▶ **WRITTEN INSTRUCTION**
Which lines in the material below contain the word "cleaner"? Copy each of them.

▶ **SUPPLIED RECORDS**

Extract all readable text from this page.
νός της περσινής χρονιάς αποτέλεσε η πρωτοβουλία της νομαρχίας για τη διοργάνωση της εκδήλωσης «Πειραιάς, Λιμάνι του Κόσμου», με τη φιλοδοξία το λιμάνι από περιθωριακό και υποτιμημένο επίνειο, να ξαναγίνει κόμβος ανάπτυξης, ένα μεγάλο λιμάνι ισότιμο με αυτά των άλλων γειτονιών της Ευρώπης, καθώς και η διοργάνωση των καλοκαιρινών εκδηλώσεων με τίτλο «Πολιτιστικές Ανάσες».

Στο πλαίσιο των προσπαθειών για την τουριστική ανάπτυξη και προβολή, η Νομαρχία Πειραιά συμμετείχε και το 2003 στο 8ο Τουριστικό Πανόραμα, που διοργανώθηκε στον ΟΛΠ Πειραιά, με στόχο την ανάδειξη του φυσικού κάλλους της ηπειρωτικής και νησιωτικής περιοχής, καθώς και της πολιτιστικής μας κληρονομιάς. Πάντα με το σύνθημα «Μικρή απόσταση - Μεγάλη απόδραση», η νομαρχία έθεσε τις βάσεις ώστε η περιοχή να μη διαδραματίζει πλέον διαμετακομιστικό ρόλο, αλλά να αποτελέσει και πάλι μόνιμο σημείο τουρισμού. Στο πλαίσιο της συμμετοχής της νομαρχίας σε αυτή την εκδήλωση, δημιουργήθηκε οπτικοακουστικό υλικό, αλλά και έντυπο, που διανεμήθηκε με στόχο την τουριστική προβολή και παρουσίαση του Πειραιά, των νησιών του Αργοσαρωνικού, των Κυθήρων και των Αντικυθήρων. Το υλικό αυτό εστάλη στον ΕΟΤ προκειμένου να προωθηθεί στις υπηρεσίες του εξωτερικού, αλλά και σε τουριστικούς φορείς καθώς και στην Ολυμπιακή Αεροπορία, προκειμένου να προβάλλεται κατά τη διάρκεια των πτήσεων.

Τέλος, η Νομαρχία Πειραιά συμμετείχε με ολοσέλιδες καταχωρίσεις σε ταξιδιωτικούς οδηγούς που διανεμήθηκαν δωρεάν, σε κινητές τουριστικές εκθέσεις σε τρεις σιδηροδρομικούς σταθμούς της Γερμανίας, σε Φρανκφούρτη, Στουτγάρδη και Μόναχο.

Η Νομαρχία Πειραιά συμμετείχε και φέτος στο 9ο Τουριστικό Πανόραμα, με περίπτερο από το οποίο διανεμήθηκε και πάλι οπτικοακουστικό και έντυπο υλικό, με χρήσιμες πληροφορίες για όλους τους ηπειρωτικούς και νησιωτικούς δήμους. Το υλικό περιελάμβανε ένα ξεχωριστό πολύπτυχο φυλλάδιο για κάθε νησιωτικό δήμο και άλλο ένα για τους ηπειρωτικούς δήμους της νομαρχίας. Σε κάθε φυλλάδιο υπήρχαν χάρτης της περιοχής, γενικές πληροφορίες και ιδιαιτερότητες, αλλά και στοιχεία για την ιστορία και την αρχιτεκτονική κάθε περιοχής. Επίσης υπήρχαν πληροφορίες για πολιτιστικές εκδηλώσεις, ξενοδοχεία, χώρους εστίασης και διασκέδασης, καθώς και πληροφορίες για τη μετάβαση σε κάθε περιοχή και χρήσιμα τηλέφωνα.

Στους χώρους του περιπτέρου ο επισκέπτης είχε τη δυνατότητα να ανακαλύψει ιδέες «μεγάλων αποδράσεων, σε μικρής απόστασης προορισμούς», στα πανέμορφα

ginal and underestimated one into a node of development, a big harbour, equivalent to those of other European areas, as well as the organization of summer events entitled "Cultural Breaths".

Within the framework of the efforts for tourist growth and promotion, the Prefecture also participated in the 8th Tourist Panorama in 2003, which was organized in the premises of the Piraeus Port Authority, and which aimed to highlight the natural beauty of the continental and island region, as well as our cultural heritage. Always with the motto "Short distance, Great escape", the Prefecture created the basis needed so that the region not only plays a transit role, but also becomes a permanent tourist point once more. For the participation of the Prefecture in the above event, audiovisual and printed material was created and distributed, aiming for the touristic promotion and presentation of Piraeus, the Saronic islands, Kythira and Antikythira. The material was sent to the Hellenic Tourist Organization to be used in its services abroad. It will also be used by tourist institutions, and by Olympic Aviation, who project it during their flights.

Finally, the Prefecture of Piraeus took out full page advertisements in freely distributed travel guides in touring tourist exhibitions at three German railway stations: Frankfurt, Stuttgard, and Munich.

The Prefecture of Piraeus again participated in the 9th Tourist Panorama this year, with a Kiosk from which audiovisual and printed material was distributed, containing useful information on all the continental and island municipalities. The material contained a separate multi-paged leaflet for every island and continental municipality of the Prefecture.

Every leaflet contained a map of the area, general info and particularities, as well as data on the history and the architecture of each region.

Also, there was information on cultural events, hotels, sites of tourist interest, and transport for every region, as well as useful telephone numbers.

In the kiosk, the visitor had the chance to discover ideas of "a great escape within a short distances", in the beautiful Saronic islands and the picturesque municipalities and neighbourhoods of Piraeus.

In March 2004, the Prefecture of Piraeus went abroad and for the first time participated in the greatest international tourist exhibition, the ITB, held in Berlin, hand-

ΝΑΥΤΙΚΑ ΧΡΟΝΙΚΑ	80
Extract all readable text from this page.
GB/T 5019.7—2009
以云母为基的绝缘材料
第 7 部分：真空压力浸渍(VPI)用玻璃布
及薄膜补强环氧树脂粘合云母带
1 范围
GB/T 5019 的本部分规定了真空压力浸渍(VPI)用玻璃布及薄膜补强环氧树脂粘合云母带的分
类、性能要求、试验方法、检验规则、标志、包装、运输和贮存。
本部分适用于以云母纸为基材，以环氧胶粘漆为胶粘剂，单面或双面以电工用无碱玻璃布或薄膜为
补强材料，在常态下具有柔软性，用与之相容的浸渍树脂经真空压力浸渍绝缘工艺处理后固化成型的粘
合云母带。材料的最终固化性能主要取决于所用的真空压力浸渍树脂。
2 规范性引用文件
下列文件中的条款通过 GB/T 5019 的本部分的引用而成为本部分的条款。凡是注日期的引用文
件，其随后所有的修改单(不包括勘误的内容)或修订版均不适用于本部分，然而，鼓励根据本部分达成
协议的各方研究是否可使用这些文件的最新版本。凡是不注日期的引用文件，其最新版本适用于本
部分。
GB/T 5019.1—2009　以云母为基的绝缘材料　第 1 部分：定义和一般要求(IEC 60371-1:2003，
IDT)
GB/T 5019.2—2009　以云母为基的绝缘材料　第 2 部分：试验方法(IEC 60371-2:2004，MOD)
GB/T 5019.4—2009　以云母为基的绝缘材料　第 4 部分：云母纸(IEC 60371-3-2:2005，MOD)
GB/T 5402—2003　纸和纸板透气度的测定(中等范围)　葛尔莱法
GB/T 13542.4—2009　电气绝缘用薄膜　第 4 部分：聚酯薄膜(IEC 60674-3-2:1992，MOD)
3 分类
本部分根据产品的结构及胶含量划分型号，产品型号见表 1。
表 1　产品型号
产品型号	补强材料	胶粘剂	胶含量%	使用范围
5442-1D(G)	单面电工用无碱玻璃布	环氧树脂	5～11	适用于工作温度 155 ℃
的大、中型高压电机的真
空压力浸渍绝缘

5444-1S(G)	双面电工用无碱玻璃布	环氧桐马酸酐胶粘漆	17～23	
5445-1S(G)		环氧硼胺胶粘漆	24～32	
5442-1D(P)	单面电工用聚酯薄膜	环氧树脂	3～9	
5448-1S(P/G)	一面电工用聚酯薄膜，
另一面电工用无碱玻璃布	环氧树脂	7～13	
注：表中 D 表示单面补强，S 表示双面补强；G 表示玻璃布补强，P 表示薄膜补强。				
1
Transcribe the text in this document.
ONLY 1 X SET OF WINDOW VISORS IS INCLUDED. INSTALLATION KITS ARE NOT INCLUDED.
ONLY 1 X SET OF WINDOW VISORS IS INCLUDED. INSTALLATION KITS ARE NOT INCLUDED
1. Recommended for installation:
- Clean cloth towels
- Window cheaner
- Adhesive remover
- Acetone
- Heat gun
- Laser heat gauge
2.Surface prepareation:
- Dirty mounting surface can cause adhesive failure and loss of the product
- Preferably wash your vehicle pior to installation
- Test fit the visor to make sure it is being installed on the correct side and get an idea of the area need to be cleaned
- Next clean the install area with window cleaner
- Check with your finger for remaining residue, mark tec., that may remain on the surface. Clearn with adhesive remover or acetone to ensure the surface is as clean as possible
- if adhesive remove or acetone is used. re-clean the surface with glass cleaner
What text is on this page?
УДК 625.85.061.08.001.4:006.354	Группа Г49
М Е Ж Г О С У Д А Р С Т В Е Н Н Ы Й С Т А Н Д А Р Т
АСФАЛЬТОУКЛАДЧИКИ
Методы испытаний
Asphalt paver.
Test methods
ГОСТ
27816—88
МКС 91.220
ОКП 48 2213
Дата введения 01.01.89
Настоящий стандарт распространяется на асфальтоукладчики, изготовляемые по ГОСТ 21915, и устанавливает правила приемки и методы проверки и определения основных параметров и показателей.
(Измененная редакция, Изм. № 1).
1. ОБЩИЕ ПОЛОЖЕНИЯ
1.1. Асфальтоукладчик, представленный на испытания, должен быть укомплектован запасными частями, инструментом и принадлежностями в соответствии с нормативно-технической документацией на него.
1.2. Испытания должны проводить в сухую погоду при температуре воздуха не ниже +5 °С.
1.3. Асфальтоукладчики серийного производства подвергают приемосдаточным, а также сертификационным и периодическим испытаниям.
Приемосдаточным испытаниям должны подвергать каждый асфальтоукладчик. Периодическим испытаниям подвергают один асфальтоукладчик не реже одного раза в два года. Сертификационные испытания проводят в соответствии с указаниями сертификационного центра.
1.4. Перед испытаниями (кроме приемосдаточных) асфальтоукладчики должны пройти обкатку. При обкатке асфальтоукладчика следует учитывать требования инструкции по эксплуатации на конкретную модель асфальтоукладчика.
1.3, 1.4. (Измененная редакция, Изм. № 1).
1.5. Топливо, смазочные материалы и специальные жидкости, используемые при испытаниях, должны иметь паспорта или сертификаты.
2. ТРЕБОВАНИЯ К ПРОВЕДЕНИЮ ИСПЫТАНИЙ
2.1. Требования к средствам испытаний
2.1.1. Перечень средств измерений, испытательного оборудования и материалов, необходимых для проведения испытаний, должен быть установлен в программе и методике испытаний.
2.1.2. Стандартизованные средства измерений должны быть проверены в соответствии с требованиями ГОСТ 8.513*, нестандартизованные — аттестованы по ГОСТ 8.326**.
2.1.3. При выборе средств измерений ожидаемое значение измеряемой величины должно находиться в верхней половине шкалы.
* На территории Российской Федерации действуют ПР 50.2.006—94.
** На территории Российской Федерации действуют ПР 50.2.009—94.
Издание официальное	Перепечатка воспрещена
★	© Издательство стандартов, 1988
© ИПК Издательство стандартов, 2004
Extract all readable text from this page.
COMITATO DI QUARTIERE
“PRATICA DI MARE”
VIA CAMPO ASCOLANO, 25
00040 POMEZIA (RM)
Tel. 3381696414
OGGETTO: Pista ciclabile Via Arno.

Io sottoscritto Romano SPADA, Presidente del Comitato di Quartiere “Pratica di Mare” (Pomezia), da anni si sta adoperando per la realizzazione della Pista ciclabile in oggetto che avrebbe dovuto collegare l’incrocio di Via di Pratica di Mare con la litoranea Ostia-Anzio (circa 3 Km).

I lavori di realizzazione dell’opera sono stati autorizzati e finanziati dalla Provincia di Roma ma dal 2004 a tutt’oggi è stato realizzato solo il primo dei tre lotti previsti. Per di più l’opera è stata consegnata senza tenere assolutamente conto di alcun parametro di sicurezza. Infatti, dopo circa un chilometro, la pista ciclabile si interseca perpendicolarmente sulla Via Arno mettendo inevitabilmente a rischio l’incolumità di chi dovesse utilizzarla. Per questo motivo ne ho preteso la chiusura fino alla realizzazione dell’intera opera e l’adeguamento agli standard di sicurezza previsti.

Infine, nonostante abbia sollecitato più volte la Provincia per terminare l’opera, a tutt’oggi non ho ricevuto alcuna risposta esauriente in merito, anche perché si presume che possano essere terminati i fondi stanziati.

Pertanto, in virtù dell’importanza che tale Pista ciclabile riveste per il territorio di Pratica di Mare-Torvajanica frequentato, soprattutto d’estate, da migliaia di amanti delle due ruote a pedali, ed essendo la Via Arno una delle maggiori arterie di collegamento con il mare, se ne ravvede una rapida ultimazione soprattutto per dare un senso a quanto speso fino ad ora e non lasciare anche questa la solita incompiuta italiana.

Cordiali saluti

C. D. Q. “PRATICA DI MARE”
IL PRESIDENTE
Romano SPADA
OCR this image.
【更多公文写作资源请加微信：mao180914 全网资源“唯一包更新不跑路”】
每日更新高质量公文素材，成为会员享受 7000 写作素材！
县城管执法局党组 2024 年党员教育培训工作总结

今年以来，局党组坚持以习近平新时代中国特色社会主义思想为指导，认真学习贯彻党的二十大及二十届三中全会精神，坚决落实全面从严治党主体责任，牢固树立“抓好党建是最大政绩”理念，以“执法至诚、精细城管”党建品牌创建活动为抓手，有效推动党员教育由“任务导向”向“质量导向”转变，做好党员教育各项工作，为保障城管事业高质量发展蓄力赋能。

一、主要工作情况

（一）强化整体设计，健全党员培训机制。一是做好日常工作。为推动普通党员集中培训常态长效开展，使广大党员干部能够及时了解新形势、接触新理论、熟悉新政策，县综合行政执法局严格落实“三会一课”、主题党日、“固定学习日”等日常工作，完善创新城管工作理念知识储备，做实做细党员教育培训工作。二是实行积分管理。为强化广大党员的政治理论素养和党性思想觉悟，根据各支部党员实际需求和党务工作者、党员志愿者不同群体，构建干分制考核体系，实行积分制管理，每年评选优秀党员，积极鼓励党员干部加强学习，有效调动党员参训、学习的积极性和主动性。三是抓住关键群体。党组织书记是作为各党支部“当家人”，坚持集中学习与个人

▶ **EXERCISE RESPONSE**
- Next clean the install area with window cleaner
- if adhesive remove or acetone is used. re-clean the surface with glass cleaner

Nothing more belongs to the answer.